▶ _PROBLEM DESCRIPTION_:
Locate each line in the records containing "name". Copy it.

▶ _DATASET_:

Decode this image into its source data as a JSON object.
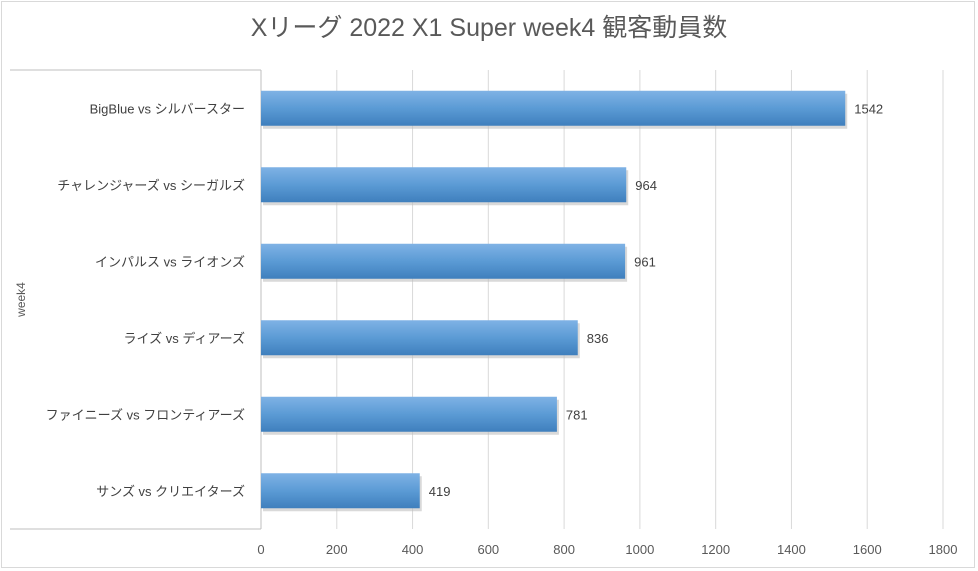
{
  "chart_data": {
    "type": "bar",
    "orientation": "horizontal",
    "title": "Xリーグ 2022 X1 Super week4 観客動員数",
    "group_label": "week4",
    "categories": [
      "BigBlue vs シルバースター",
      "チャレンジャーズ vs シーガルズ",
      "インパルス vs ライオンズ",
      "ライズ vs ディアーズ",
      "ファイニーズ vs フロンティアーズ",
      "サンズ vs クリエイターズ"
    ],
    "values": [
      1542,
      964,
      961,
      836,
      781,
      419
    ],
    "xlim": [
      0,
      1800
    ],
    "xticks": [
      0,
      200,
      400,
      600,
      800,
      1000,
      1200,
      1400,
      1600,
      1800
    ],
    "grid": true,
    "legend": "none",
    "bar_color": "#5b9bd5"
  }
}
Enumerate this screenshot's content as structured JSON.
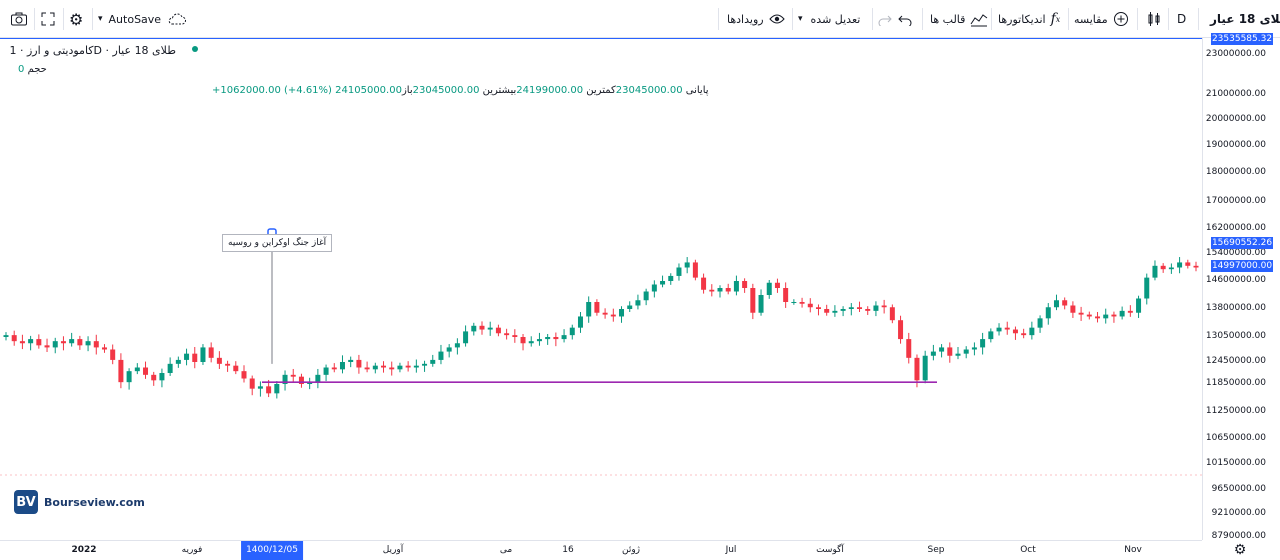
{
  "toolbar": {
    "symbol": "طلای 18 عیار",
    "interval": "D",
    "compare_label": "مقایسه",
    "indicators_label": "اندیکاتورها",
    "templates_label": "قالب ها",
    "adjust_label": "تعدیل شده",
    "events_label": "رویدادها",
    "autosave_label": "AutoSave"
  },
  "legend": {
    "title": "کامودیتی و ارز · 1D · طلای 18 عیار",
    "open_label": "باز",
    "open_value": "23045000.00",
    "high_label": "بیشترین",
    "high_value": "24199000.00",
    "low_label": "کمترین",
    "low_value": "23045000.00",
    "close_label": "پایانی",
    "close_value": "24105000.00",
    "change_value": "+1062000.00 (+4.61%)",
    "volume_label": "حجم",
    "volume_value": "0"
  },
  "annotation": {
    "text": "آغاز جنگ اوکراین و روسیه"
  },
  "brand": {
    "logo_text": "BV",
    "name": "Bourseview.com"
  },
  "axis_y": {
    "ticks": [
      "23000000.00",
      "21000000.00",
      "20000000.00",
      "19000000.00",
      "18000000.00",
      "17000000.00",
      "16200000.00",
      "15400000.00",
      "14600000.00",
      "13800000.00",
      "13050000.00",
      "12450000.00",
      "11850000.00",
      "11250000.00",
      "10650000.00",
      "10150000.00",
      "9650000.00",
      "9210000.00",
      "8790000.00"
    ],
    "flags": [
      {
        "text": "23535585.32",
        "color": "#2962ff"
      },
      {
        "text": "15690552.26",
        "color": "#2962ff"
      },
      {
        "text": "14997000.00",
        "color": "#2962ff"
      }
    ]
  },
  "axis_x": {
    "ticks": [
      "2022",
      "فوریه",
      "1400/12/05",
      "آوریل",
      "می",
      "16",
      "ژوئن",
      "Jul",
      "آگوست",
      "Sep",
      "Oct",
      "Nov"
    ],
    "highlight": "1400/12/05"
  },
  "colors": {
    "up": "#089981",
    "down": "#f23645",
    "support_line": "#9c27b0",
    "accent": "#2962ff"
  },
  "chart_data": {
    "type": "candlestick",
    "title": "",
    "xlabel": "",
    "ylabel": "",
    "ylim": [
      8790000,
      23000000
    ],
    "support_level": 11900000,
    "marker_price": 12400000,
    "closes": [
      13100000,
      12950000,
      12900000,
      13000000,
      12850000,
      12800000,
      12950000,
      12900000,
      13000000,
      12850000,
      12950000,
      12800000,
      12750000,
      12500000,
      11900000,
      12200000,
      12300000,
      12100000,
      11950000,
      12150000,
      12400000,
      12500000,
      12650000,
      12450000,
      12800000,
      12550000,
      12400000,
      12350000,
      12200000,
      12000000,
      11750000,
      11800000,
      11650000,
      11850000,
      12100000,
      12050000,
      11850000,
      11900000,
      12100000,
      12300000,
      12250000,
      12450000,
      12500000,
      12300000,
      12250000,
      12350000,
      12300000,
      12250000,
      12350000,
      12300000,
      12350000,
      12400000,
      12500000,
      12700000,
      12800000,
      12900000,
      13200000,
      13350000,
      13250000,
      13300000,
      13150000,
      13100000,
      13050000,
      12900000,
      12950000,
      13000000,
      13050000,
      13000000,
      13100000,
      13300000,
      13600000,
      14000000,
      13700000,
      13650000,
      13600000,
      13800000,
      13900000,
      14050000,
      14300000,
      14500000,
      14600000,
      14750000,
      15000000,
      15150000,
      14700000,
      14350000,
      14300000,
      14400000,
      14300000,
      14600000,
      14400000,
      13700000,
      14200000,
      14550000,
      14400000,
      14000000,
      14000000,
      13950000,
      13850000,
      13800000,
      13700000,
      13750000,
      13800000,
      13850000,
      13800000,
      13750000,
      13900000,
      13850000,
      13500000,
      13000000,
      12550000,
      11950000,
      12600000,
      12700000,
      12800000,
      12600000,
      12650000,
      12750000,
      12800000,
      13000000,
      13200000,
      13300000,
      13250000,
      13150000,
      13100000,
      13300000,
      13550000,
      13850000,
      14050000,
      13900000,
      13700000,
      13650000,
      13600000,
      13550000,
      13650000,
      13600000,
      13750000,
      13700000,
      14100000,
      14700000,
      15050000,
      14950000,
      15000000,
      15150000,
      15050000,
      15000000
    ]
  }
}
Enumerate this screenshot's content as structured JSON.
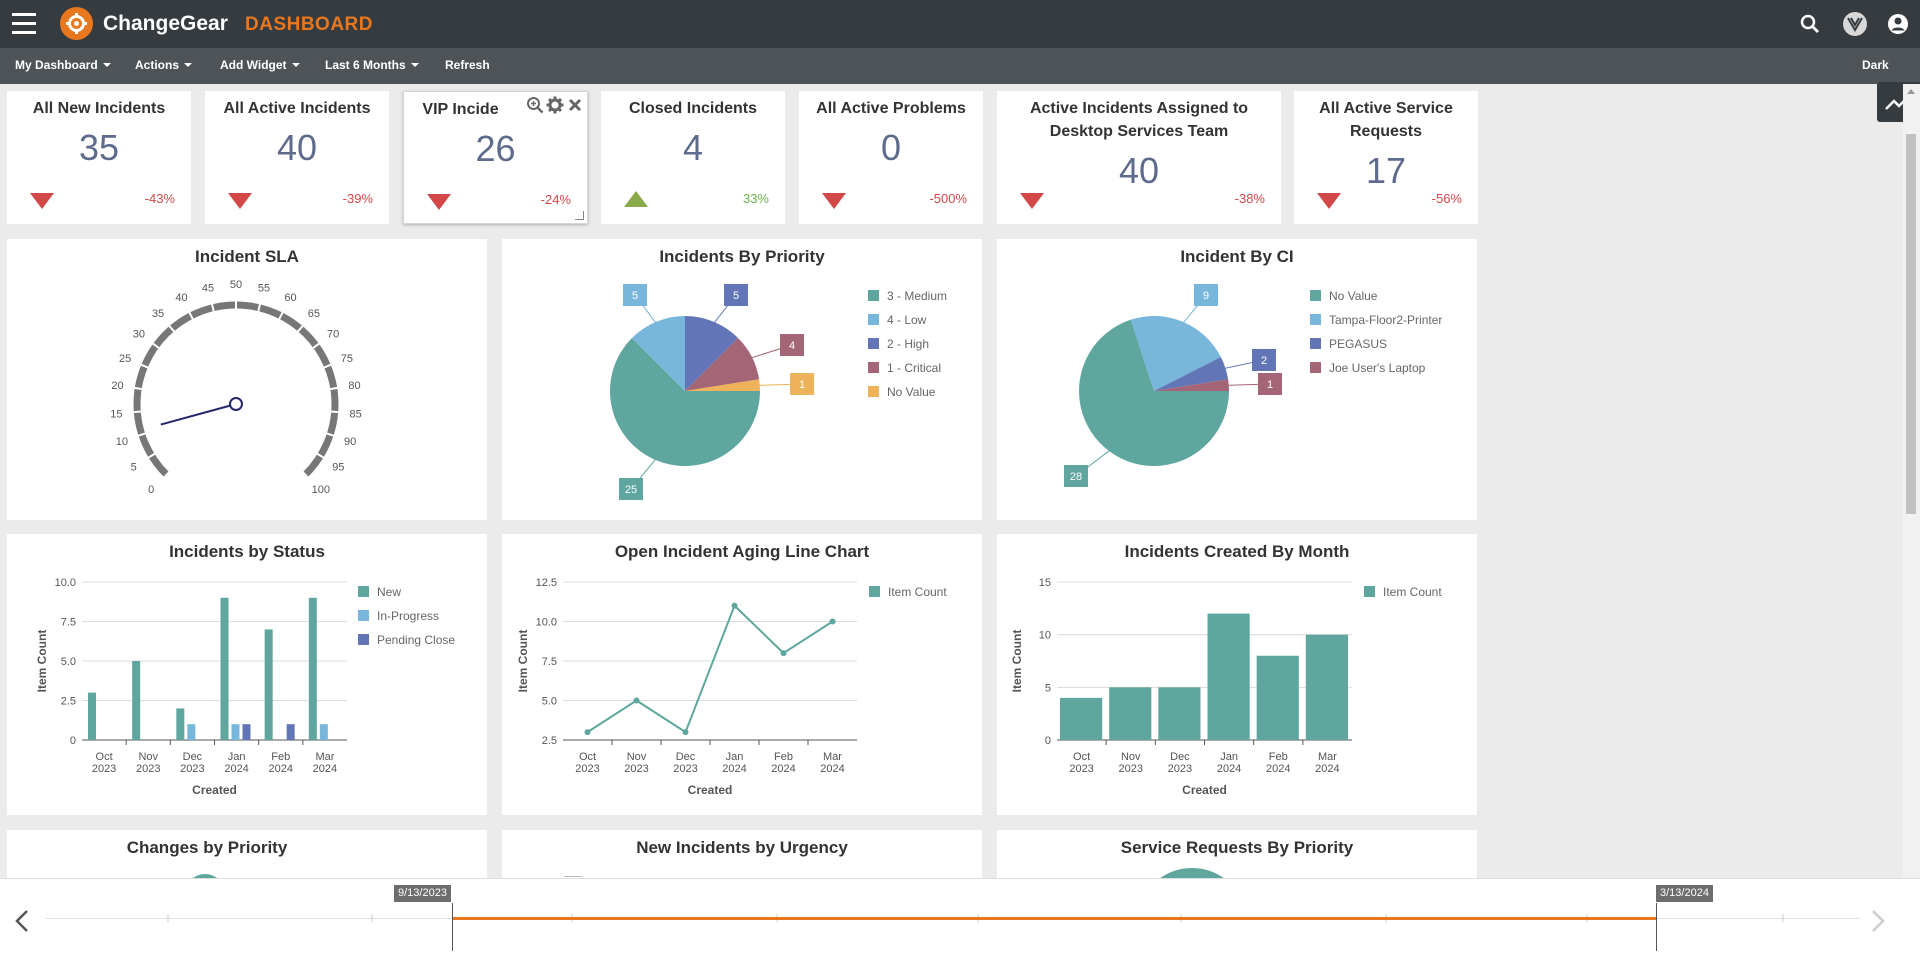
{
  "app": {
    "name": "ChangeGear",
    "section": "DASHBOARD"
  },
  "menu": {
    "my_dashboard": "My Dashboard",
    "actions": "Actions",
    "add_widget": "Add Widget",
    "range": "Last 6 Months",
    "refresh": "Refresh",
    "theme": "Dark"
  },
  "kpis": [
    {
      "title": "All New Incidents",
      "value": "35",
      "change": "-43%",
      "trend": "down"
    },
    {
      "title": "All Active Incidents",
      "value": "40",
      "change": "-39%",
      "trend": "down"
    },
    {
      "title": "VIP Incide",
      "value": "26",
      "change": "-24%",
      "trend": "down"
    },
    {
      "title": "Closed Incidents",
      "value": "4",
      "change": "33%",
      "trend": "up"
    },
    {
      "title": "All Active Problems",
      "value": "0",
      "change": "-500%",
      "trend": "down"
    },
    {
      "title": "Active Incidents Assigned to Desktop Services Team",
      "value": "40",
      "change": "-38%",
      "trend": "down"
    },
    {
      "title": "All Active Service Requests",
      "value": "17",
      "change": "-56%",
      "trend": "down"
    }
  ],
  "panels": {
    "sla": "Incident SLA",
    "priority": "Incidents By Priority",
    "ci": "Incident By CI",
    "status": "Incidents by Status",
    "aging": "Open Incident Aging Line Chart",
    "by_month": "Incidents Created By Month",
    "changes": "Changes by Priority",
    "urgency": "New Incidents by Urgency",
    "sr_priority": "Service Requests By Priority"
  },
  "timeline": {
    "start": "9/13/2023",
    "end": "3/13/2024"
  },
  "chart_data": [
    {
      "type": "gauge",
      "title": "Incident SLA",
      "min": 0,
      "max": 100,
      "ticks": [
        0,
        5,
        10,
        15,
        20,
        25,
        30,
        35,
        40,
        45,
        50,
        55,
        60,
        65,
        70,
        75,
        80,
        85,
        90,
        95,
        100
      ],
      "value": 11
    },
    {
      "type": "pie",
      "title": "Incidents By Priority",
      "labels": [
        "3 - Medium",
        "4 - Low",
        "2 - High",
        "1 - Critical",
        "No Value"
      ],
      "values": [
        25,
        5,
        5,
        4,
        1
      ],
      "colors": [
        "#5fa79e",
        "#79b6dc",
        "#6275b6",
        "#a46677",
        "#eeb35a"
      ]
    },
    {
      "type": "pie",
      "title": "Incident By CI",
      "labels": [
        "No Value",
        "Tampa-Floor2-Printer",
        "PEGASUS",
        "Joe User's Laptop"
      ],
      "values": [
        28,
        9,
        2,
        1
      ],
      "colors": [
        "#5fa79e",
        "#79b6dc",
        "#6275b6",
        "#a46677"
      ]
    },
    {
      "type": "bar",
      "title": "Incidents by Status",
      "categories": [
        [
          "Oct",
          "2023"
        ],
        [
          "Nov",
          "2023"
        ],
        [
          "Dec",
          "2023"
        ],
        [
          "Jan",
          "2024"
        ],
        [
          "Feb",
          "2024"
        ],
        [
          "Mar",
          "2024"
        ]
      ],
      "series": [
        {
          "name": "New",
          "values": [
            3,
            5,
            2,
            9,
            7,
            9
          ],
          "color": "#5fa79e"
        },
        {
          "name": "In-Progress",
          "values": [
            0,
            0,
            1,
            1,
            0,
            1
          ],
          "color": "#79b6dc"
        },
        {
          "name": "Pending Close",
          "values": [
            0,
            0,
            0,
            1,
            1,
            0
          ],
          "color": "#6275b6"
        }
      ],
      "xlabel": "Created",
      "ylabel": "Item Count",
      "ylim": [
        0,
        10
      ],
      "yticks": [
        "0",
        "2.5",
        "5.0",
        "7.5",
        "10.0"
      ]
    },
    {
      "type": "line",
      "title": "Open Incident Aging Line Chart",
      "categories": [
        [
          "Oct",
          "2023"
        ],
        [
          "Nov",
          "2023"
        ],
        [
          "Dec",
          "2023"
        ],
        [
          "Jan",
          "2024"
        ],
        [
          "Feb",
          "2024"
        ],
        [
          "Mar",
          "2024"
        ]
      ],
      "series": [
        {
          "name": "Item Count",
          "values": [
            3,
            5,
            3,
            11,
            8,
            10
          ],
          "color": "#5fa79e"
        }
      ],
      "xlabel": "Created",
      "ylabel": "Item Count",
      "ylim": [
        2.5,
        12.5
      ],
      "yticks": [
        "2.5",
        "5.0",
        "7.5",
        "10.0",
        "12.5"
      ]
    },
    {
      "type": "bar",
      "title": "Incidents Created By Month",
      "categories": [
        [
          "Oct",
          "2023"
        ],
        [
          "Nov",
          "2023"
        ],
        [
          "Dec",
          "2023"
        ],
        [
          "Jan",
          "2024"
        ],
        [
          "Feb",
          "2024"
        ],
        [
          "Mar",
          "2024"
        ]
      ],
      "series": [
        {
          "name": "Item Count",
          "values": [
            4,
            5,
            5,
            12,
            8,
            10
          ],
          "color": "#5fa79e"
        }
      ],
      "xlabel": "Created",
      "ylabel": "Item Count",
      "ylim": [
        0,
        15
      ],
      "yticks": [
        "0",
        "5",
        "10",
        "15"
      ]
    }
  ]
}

▶ _SOLUTION TO THIS PROBLEM_:
    "name": "Bourseview.com"
    "name": "ChangeGear",
          "name": "New",
          "name": "In-Progress",
          "name": "Pending Close",
          "name": "Item Count",
          "name": "Item Count",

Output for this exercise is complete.